### [Given instruction]
Lines that contain the string "color" are to be copied; leave out all others.

-------

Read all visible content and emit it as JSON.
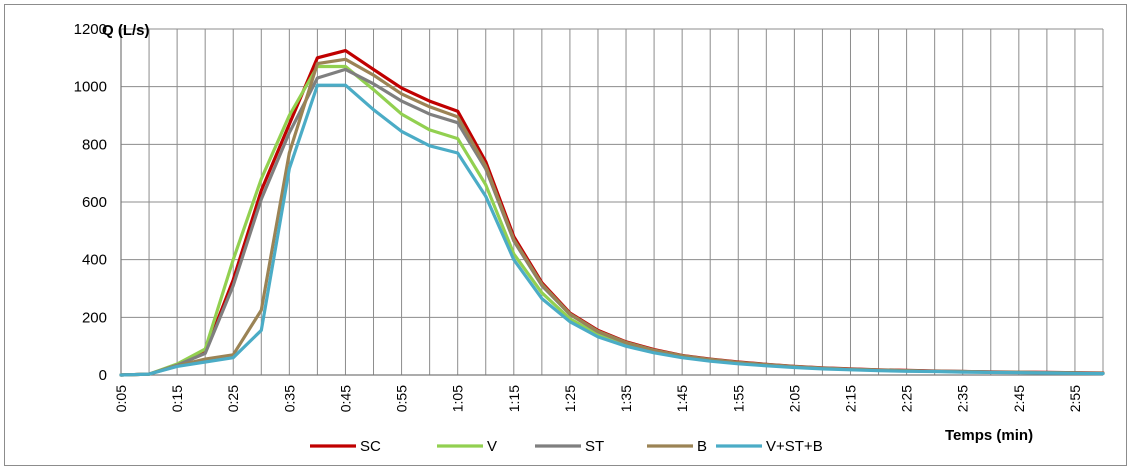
{
  "chart_data": {
    "type": "line",
    "ylabel": "Q (L/s)",
    "xlabel": "Temps (min)",
    "ylim": [
      0,
      1200
    ],
    "yticks": [
      0,
      200,
      400,
      600,
      800,
      1000,
      1200
    ],
    "x_tick_labels": [
      "0:05",
      "0:15",
      "0:25",
      "0:35",
      "0:45",
      "0:55",
      "1:05",
      "1:15",
      "1:25",
      "1:35",
      "1:45",
      "1:55",
      "2:05",
      "2:15",
      "2:25",
      "2:35",
      "2:45",
      "2:55"
    ],
    "x": [
      "0:05",
      "0:10",
      "0:15",
      "0:20",
      "0:25",
      "0:30",
      "0:35",
      "0:40",
      "0:45",
      "0:50",
      "0:55",
      "1:00",
      "1:05",
      "1:10",
      "1:15",
      "1:20",
      "1:25",
      "1:30",
      "1:35",
      "1:40",
      "1:45",
      "1:50",
      "1:55",
      "2:00",
      "2:05",
      "2:10",
      "2:15",
      "2:20",
      "2:25",
      "2:30",
      "2:35",
      "2:40",
      "2:45",
      "2:50",
      "2:55",
      "3:00"
    ],
    "grid": true,
    "legend_position": "bottom",
    "series": [
      {
        "name": "SC",
        "color": "#c00000",
        "values": [
          0,
          3,
          35,
          80,
          330,
          640,
          870,
          1100,
          1125,
          1060,
          995,
          950,
          915,
          740,
          480,
          320,
          215,
          155,
          115,
          88,
          68,
          55,
          45,
          37,
          30,
          25,
          21,
          18,
          16,
          14,
          12,
          11,
          10,
          9,
          8,
          7
        ]
      },
      {
        "name": "V",
        "color": "#92d050",
        "values": [
          0,
          3,
          38,
          90,
          400,
          680,
          900,
          1070,
          1070,
          990,
          905,
          850,
          820,
          660,
          420,
          285,
          195,
          140,
          105,
          80,
          62,
          50,
          41,
          34,
          28,
          23,
          19,
          17,
          15,
          13,
          11,
          10,
          9,
          8,
          7,
          6
        ]
      },
      {
        "name": "ST",
        "color": "#7f7f7f",
        "values": [
          0,
          3,
          34,
          75,
          310,
          610,
          840,
          1030,
          1060,
          1010,
          950,
          905,
          875,
          715,
          465,
          310,
          210,
          150,
          112,
          85,
          66,
          53,
          43,
          36,
          29,
          24,
          20,
          17,
          15,
          13,
          12,
          10,
          9,
          8,
          7,
          6
        ]
      },
      {
        "name": "B",
        "color": "#9b8355",
        "values": [
          0,
          3,
          32,
          55,
          70,
          225,
          770,
          1080,
          1095,
          1040,
          975,
          930,
          895,
          725,
          470,
          315,
          212,
          152,
          113,
          86,
          67,
          54,
          44,
          36,
          29,
          24,
          20,
          17,
          15,
          13,
          12,
          10,
          9,
          8,
          7,
          6
        ]
      },
      {
        "name": "V+ST+B",
        "color": "#4bacc6",
        "values": [
          0,
          3,
          30,
          45,
          60,
          155,
          715,
          1005,
          1005,
          920,
          845,
          795,
          770,
          620,
          400,
          265,
          185,
          132,
          100,
          77,
          60,
          48,
          39,
          32,
          26,
          21,
          18,
          15,
          13,
          12,
          10,
          9,
          8,
          7,
          6,
          5
        ]
      }
    ]
  }
}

-------

### [Right answer]
        "color": "#c00000",
        "color": "#92d050",
        "color": "#7f7f7f",
        "color": "#9b8355",
        "color": "#4bacc6",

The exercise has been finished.